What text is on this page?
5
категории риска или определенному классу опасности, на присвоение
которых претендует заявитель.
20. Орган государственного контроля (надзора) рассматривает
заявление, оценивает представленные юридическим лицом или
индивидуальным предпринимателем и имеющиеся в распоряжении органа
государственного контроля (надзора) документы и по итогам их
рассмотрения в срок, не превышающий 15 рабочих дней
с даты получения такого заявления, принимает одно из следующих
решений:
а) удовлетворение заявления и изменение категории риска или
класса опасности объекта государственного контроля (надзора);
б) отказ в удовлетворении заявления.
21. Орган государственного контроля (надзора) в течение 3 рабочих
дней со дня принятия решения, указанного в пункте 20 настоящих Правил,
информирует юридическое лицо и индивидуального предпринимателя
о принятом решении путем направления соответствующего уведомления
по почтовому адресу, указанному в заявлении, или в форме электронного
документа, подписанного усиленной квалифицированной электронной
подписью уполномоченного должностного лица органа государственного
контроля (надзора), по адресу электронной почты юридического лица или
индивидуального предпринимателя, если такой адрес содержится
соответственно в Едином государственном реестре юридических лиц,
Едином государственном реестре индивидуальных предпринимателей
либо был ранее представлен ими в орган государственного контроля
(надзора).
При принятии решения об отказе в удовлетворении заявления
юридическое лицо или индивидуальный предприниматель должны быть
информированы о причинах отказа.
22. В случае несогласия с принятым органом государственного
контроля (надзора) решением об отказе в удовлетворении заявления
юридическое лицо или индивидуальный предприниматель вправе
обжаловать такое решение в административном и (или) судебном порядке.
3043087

------------

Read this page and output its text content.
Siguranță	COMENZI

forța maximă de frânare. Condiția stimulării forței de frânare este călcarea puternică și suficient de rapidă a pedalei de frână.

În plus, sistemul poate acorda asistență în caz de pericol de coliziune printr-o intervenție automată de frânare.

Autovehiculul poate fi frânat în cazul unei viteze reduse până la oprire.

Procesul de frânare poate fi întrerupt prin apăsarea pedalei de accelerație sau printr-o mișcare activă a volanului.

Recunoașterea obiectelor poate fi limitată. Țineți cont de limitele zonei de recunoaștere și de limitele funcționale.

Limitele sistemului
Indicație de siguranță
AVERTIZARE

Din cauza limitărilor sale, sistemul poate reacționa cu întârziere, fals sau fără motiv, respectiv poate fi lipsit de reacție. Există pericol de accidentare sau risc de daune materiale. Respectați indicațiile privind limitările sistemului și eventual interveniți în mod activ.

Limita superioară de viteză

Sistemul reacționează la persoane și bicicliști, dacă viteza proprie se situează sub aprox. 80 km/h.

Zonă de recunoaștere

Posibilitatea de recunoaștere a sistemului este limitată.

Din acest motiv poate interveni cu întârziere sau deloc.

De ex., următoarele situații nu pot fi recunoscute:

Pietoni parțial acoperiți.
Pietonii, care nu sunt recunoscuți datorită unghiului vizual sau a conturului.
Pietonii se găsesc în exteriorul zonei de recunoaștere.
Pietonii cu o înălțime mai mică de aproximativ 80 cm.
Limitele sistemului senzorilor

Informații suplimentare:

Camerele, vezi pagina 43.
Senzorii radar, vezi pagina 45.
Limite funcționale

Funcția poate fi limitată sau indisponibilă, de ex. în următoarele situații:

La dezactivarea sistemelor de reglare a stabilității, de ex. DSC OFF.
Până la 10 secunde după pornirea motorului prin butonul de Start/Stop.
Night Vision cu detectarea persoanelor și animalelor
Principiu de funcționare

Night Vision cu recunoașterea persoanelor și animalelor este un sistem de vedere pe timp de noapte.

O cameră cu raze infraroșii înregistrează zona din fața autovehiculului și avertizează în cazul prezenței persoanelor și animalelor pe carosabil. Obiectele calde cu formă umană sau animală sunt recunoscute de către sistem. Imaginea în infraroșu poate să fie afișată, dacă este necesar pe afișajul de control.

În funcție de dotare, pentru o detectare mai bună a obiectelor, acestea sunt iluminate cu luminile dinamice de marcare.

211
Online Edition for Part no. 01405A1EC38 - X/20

------------

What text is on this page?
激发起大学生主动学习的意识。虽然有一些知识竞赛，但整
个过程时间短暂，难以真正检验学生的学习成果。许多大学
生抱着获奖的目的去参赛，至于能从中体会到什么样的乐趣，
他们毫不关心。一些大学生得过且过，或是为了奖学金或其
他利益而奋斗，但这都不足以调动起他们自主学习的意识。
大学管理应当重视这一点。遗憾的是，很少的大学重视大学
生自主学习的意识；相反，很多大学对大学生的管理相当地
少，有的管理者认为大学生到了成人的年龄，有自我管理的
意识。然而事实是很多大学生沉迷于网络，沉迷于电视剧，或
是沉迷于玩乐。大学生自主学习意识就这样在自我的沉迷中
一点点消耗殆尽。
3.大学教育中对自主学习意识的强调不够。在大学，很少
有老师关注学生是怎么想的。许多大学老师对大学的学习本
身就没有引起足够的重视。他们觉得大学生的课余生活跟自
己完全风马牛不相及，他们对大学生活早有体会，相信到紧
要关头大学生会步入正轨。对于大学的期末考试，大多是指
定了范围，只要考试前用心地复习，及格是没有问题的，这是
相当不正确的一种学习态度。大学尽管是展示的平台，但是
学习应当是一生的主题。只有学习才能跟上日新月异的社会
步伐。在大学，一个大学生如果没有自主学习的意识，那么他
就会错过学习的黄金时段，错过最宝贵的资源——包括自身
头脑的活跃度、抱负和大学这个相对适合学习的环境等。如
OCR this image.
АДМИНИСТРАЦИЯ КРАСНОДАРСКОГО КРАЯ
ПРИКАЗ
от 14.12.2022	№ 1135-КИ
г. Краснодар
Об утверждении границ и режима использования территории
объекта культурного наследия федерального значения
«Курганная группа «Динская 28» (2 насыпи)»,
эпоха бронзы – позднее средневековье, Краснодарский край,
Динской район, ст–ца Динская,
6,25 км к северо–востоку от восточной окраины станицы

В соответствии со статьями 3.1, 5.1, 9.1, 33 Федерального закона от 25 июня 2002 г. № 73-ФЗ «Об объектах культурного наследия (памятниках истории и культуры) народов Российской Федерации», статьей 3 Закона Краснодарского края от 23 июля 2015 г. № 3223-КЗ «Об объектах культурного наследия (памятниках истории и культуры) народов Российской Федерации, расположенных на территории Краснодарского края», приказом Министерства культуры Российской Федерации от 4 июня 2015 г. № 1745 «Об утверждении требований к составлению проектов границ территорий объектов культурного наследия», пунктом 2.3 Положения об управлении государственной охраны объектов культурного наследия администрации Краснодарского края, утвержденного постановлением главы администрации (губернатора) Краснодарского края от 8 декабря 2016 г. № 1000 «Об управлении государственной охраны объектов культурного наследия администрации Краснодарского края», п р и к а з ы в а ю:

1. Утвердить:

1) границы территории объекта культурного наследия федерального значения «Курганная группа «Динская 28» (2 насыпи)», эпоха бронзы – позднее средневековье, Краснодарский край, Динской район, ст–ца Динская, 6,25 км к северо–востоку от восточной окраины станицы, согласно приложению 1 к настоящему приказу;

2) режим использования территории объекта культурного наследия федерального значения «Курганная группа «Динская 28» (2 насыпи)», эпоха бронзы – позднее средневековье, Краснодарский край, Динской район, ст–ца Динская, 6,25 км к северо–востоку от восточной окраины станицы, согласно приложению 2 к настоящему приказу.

------------

EXERCISE OBJECTIVE:
Say how many lines in the listing above include "рабочих". Give nothing but the number.

COMPLETE RESPONSE:
2